__Work instructions__. Each line of the material must be repeated precisely, with the pictures left out.

__Information provided__.
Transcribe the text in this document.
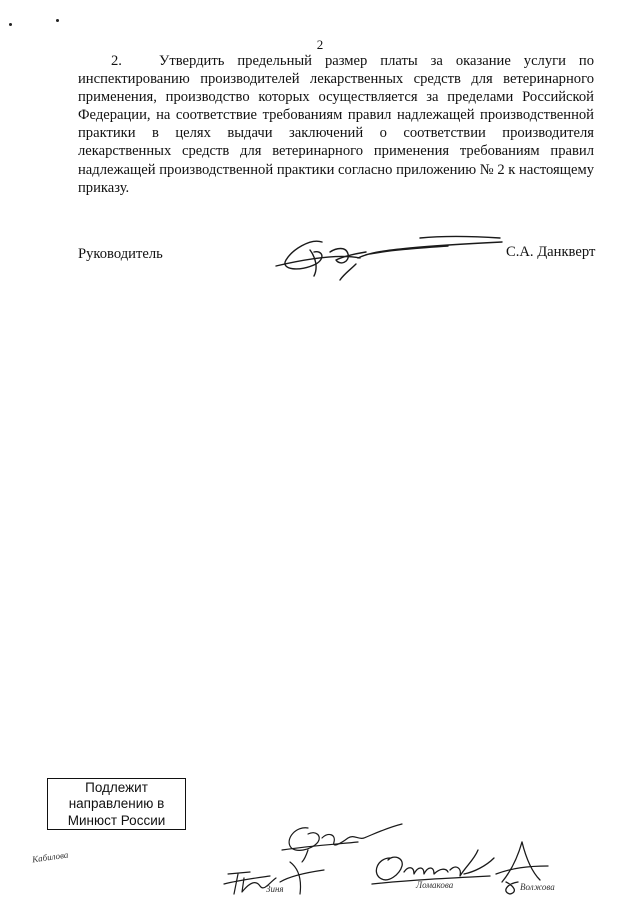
2

2.	Утвердить предельный размер платы за оказание услуги по инспектированию производителей лекарственных средств для ветеринарного применения, производство которых осуществляется за пределами Российской Федерации, на соответствие требованиям правил надлежащей производственной практики в целях выдачи заключений о соответствии производителя лекарственных средств для ветеринарного применения требованиям правил надлежащей производственной практики согласно приложению № 2 к настоящему приказу.

Руководитель	С.А. Данкверт
Подлежит
направлению в
Минюст России
Кабилова
Зиня	Ломакова	Волжова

__Result of this exercise__.
Transcribe the text in this document.
2

2.	Утвердить предельный размер платы за оказание услуги по инспектированию производителей лекарственных средств для ветеринарного применения, производство которых осуществляется за пределами Российской Федерации, на соответствие требованиям правил надлежащей производственной практики в целях выдачи заключений о соответствии производителя лекарственных средств для ветеринарного применения требованиям правил надлежащей производственной практики согласно приложению № 2 к настоящему приказу.

Руководитель	С.А. Данкверт
Подлежит
направлению в
Минюст России
Кабилова
Зиня	Ломакова	Волжова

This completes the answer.